| Data shown |
/---
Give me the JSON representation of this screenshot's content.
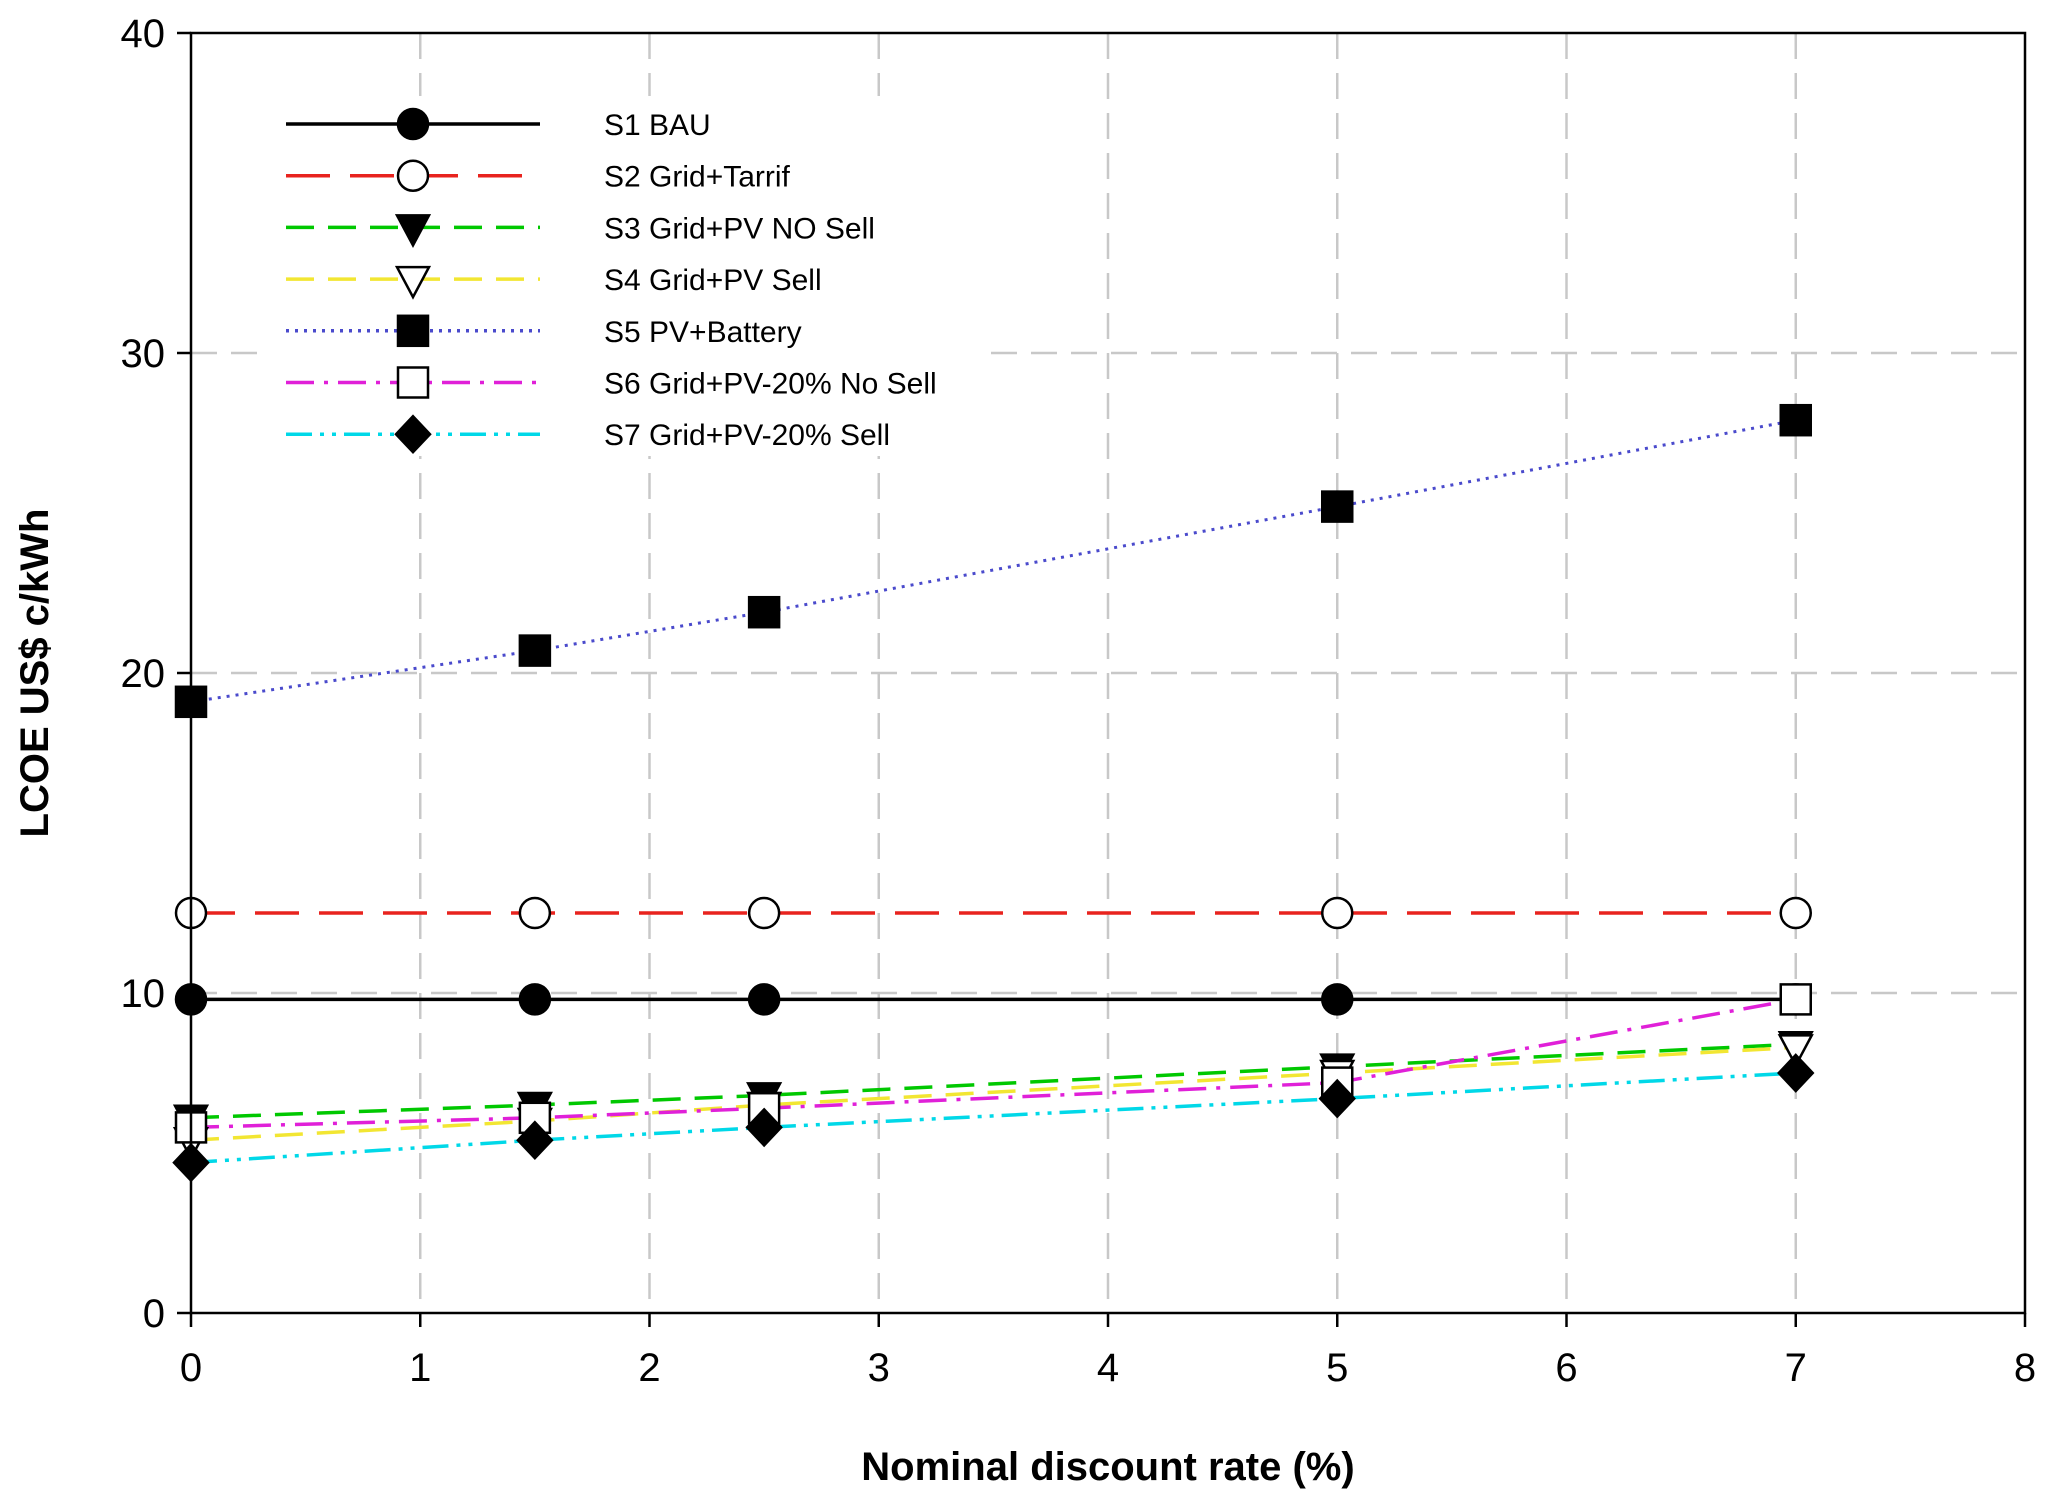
{
  "chart_data": {
    "type": "line",
    "title": "",
    "xlabel": "Nominal discount rate (%)",
    "ylabel": "LCOE US$ c/kWh",
    "xlim": [
      0,
      8
    ],
    "ylim": [
      0,
      40
    ],
    "xticks": [
      0,
      1,
      2,
      3,
      4,
      5,
      6,
      7,
      8
    ],
    "yticks": [
      0,
      10,
      20,
      30,
      40
    ],
    "grid": true,
    "legend_position": "top-left",
    "x": [
      0,
      1.5,
      2.5,
      5,
      7
    ],
    "series": [
      {
        "name": "S1 BAU",
        "color": "#000000",
        "dash": "solid",
        "marker": "filled-circle",
        "values": [
          9.8,
          9.8,
          9.8,
          9.8,
          9.8
        ]
      },
      {
        "name": "S2 Grid+Tarrif",
        "color": "#e8231e",
        "dash": "long-dash",
        "marker": "open-circle",
        "values": [
          12.5,
          12.5,
          12.5,
          12.5,
          12.5
        ]
      },
      {
        "name": "S3 Grid+PV NO Sell",
        "color": "#00c800",
        "dash": "dash",
        "marker": "filled-triangle-down",
        "values": [
          6.1,
          6.5,
          6.8,
          7.7,
          8.4
        ]
      },
      {
        "name": "S4 Grid+PV Sell",
        "color": "#f2e632",
        "dash": "dash",
        "marker": "open-triangle-down",
        "values": [
          5.4,
          6.0,
          6.5,
          7.5,
          8.3
        ]
      },
      {
        "name": "S5 PV+Battery",
        "color": "#4a4acc",
        "dash": "dot",
        "marker": "filled-square",
        "values": [
          19.1,
          20.7,
          21.9,
          25.2,
          27.9
        ]
      },
      {
        "name": "S6 Grid+PV-20% No Sell",
        "color": "#e020d8",
        "dash": "dash-dot",
        "marker": "open-square",
        "values": [
          5.8,
          6.1,
          6.4,
          7.2,
          9.8
        ]
      },
      {
        "name": "S7 Grid+PV-20% Sell",
        "color": "#00d8e8",
        "dash": "dash-dot-dot",
        "marker": "filled-diamond",
        "values": [
          4.7,
          5.4,
          5.8,
          6.7,
          7.5
        ]
      }
    ]
  }
}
\---
| Exercise |
Leave the pictures out and print the records above exactly as they stand.

| Solution to the problem |
Give me the JSON representation of this screenshot's content.
{
  "chart_data": {
    "type": "line",
    "title": "",
    "xlabel": "Nominal discount rate (%)",
    "ylabel": "LCOE US$ c/kWh",
    "xlim": [
      0,
      8
    ],
    "ylim": [
      0,
      40
    ],
    "xticks": [
      0,
      1,
      2,
      3,
      4,
      5,
      6,
      7,
      8
    ],
    "yticks": [
      0,
      10,
      20,
      30,
      40
    ],
    "grid": true,
    "legend_position": "top-left",
    "x": [
      0,
      1.5,
      2.5,
      5,
      7
    ],
    "series": [
      {
        "name": "S1 BAU",
        "color": "#000000",
        "dash": "solid",
        "marker": "filled-circle",
        "values": [
          9.8,
          9.8,
          9.8,
          9.8,
          9.8
        ]
      },
      {
        "name": "S2 Grid+Tarrif",
        "color": "#e8231e",
        "dash": "long-dash",
        "marker": "open-circle",
        "values": [
          12.5,
          12.5,
          12.5,
          12.5,
          12.5
        ]
      },
      {
        "name": "S3 Grid+PV NO Sell",
        "color": "#00c800",
        "dash": "dash",
        "marker": "filled-triangle-down",
        "values": [
          6.1,
          6.5,
          6.8,
          7.7,
          8.4
        ]
      },
      {
        "name": "S4 Grid+PV Sell",
        "color": "#f2e632",
        "dash": "dash",
        "marker": "open-triangle-down",
        "values": [
          5.4,
          6.0,
          6.5,
          7.5,
          8.3
        ]
      },
      {
        "name": "S5 PV+Battery",
        "color": "#4a4acc",
        "dash": "dot",
        "marker": "filled-square",
        "values": [
          19.1,
          20.7,
          21.9,
          25.2,
          27.9
        ]
      },
      {
        "name": "S6 Grid+PV-20% No Sell",
        "color": "#e020d8",
        "dash": "dash-dot",
        "marker": "open-square",
        "values": [
          5.8,
          6.1,
          6.4,
          7.2,
          9.8
        ]
      },
      {
        "name": "S7 Grid+PV-20% Sell",
        "color": "#00d8e8",
        "dash": "dash-dot-dot",
        "marker": "filled-diamond",
        "values": [
          4.7,
          5.4,
          5.8,
          6.7,
          7.5
        ]
      }
    ]
  }
}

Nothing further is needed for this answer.